Transcribe the listing that follows in full, omitting pictures.
**** MATERIAL FOR THE TASK ****
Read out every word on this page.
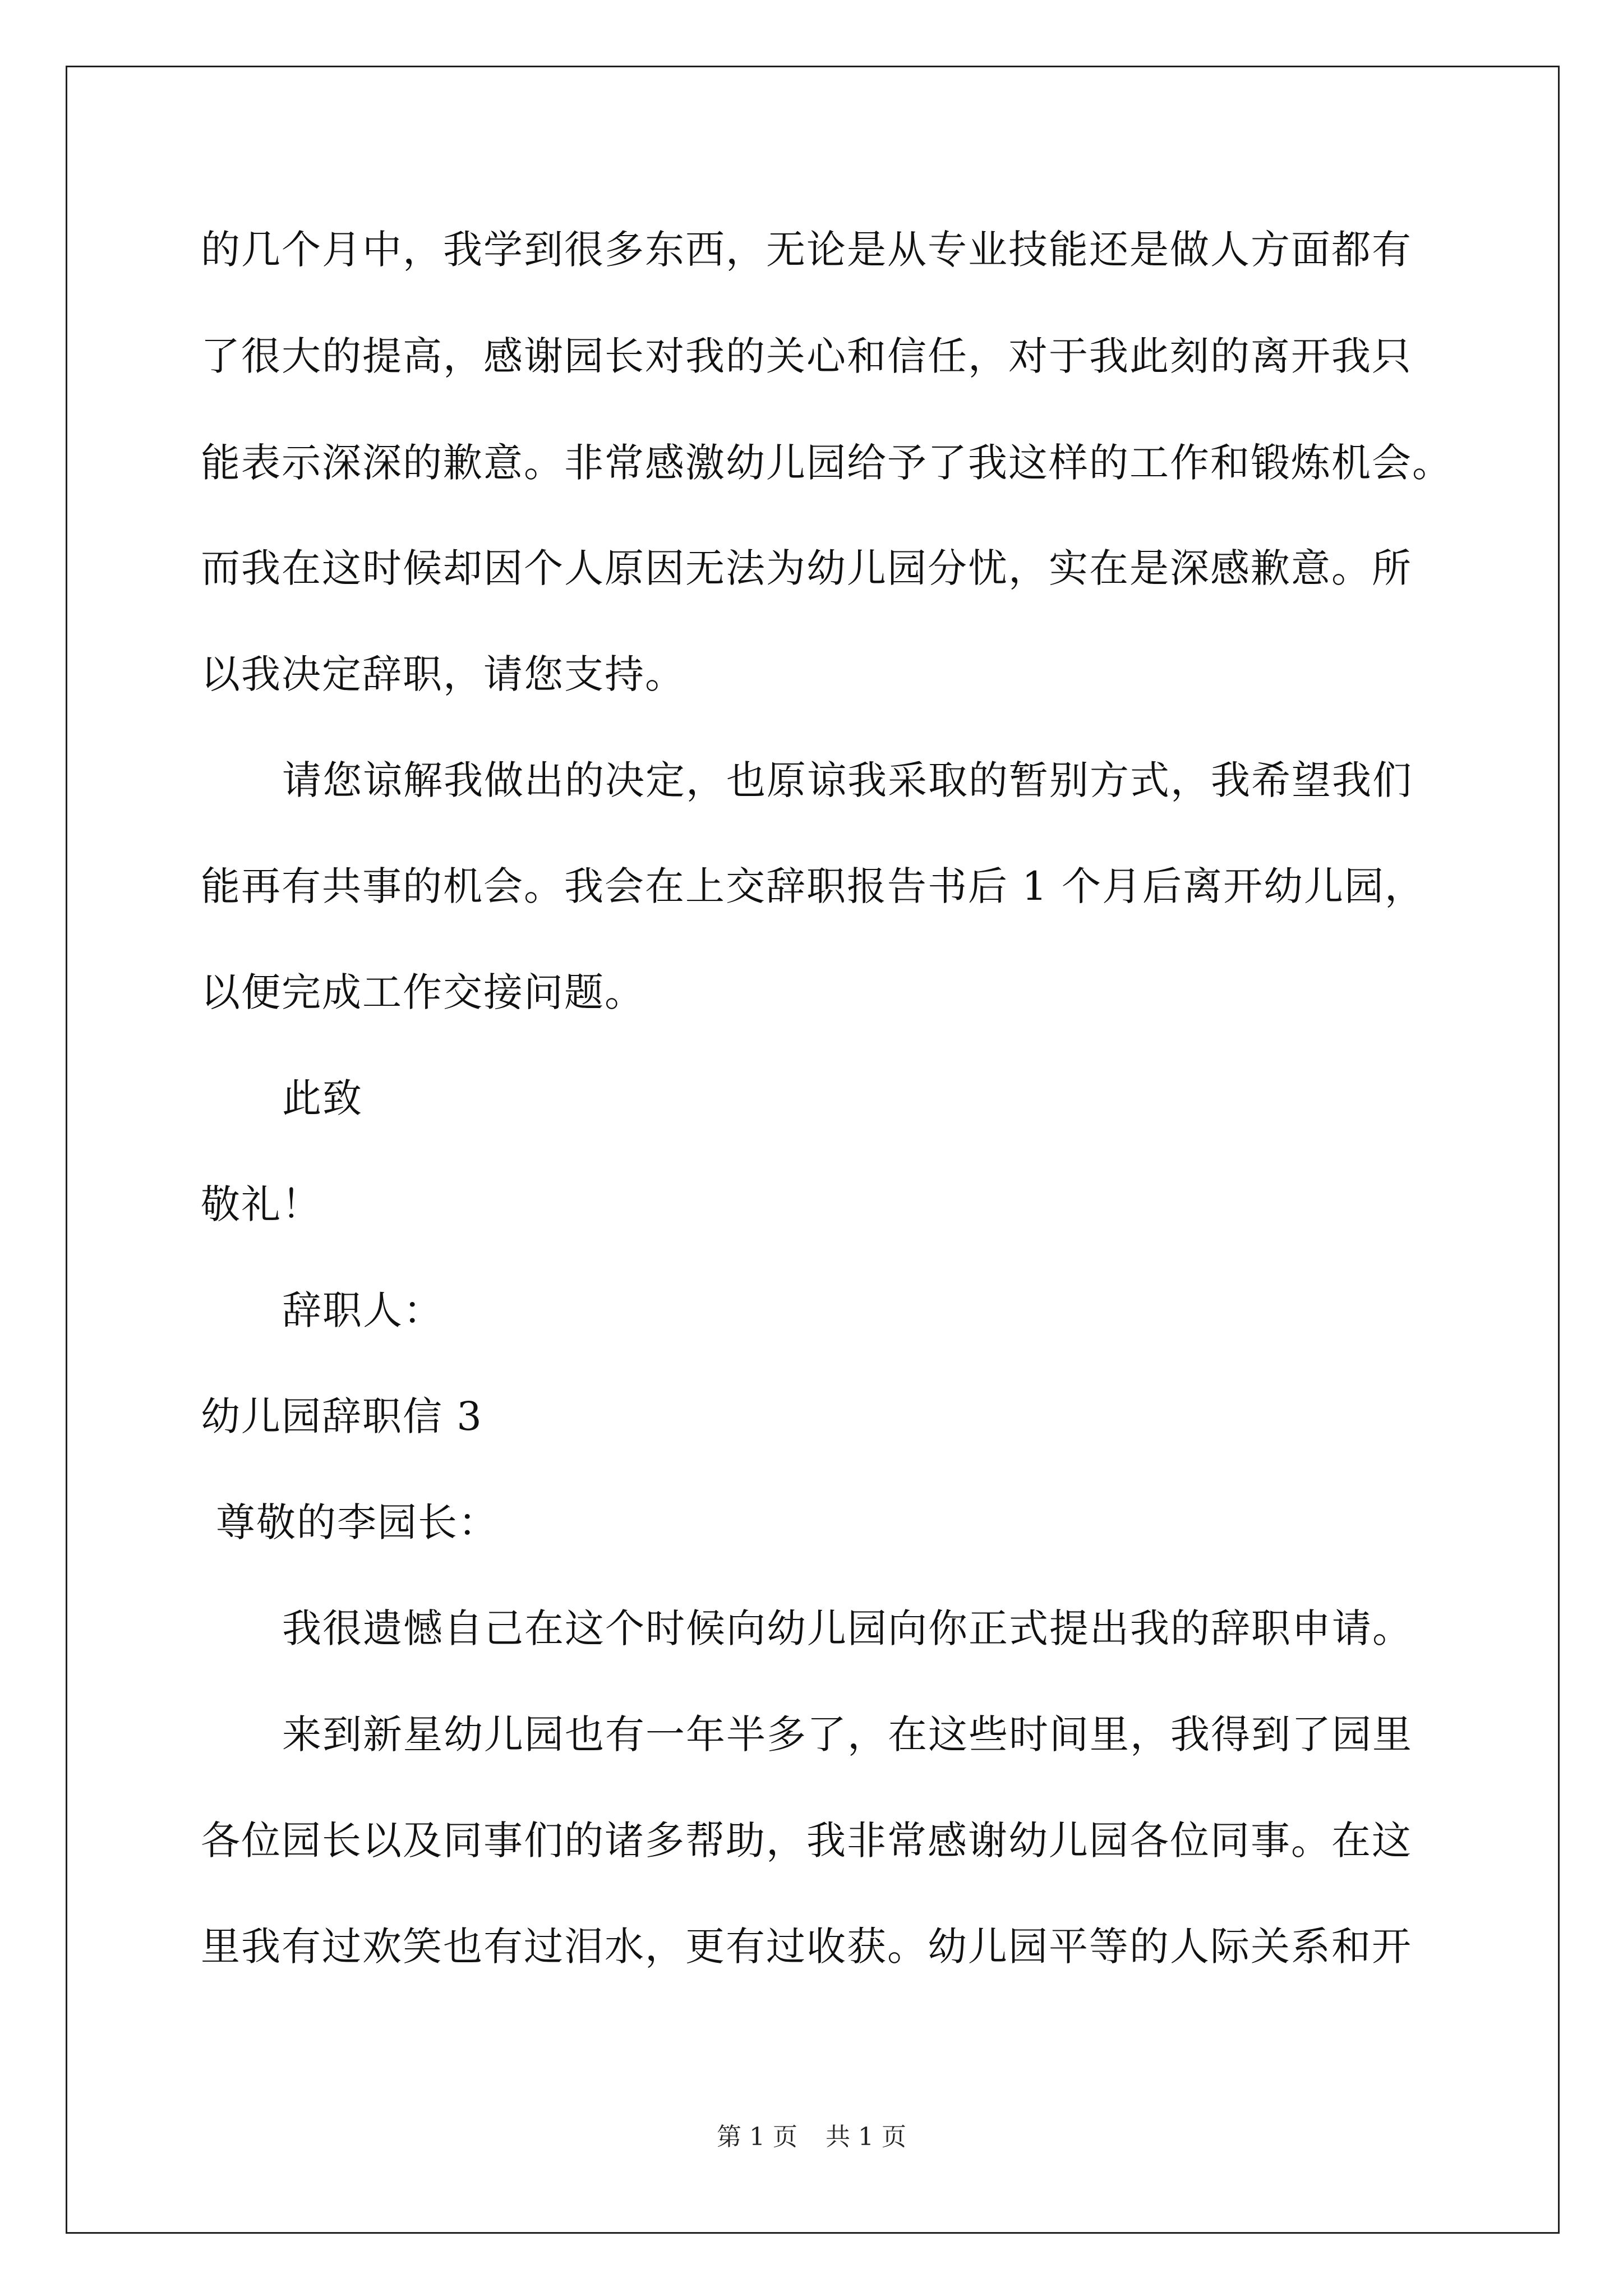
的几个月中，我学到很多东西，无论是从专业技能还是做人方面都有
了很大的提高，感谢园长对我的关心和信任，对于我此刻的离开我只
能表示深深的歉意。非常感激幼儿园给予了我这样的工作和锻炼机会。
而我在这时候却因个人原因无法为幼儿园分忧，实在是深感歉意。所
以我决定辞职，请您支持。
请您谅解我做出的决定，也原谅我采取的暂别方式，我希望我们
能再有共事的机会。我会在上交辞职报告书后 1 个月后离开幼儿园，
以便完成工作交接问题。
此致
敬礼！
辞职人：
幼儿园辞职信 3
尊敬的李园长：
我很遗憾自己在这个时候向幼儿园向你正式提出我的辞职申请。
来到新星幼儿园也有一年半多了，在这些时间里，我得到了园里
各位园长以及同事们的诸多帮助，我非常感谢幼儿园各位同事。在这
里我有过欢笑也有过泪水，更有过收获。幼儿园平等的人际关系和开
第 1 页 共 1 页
****
▶ [RESULT FOR THIS EXERCISE]
Read out every word on this page.
的几个月中，我学到很多东西，无论是从专业技能还是做人方面都有
了很大的提高，感谢园长对我的关心和信任，对于我此刻的离开我只
能表示深深的歉意。非常感激幼儿园给予了我这样的工作和锻炼机会。
而我在这时候却因个人原因无法为幼儿园分忧，实在是深感歉意。所
以我决定辞职，请您支持。
请您谅解我做出的决定，也原谅我采取的暂别方式，我希望我们
能再有共事的机会。我会在上交辞职报告书后 1 个月后离开幼儿园，
以便完成工作交接问题。
此致
敬礼！
辞职人：
幼儿园辞职信 3
尊敬的李园长：
我很遗憾自己在这个时候向幼儿园向你正式提出我的辞职申请。
来到新星幼儿园也有一年半多了，在这些时间里，我得到了园里
各位园长以及同事们的诸多帮助，我非常感谢幼儿园各位同事。在这
里我有过欢笑也有过泪水，更有过收获。幼儿园平等的人际关系和开
第 1 页 共 1 页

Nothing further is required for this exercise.